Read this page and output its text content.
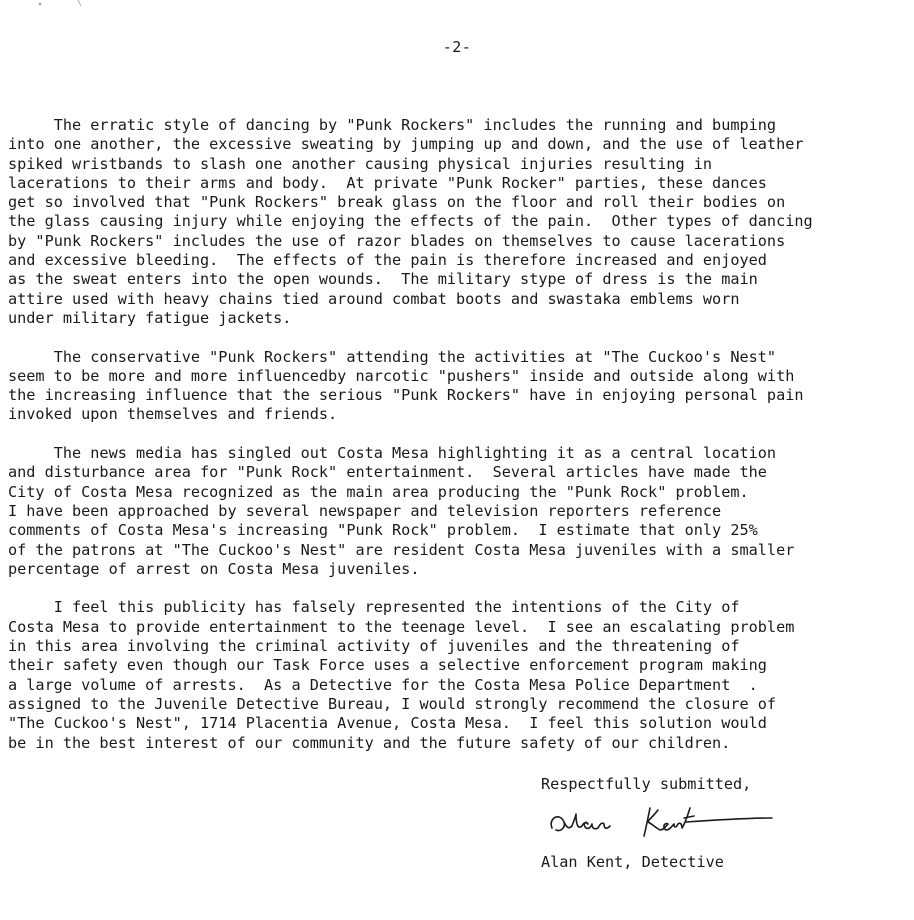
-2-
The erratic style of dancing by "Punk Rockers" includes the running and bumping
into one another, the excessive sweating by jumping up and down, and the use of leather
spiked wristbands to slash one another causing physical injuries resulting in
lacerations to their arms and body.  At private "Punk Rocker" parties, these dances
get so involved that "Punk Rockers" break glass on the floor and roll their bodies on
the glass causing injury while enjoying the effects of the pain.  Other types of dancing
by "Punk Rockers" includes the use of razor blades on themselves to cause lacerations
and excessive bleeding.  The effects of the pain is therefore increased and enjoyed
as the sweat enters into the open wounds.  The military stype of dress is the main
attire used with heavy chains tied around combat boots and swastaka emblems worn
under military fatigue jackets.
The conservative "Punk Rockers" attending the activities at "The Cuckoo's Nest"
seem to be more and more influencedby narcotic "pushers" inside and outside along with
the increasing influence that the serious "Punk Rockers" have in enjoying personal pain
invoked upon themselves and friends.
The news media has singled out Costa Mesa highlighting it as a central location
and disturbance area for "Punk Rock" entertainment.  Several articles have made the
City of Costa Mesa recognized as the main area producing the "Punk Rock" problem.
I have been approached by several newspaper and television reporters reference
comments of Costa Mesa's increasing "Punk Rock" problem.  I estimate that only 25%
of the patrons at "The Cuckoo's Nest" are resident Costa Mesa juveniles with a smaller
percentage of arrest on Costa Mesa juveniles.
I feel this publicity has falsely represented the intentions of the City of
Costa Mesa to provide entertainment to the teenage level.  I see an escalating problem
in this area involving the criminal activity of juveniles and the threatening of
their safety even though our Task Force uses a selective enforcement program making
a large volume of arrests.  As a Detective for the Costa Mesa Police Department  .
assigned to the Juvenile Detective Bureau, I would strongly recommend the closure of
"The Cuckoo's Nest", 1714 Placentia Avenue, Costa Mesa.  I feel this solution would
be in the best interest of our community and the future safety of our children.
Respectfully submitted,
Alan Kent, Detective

---

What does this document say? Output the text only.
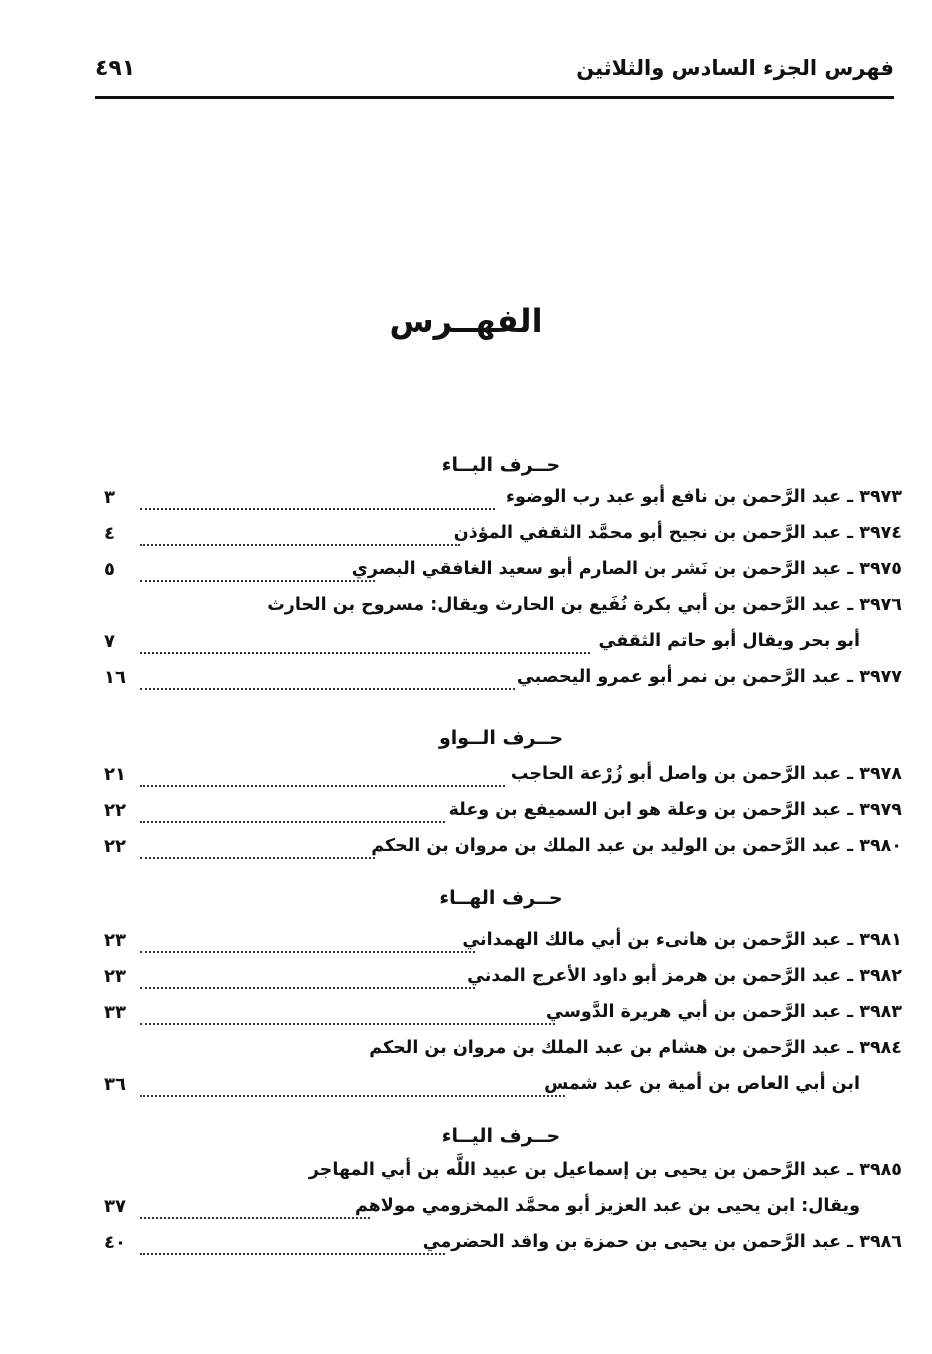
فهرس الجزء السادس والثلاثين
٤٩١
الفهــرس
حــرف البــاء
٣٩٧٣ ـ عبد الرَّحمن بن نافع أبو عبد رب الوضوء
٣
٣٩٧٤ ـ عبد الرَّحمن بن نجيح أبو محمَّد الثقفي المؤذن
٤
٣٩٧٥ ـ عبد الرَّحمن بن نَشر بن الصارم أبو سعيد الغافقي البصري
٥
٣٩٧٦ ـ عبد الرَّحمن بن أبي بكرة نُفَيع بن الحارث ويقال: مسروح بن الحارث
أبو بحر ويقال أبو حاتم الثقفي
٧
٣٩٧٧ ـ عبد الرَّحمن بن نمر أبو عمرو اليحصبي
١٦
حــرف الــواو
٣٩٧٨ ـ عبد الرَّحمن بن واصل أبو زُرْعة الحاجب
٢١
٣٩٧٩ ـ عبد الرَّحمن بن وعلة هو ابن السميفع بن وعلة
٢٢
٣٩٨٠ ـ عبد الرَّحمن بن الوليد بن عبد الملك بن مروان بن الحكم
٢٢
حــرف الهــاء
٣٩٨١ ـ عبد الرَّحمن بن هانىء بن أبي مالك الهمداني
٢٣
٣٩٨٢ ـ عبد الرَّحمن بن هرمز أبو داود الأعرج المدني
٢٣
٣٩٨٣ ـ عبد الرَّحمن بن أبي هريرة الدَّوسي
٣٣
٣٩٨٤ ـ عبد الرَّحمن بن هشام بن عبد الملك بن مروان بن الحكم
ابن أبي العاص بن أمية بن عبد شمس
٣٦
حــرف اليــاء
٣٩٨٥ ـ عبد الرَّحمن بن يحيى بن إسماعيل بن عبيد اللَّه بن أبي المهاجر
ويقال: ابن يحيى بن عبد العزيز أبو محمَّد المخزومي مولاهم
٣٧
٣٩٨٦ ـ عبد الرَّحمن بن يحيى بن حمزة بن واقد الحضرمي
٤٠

SHORT TASK: Give the number of lines that hold the word "excessive" in these records, with nothing added.

FINAL RESULT: 2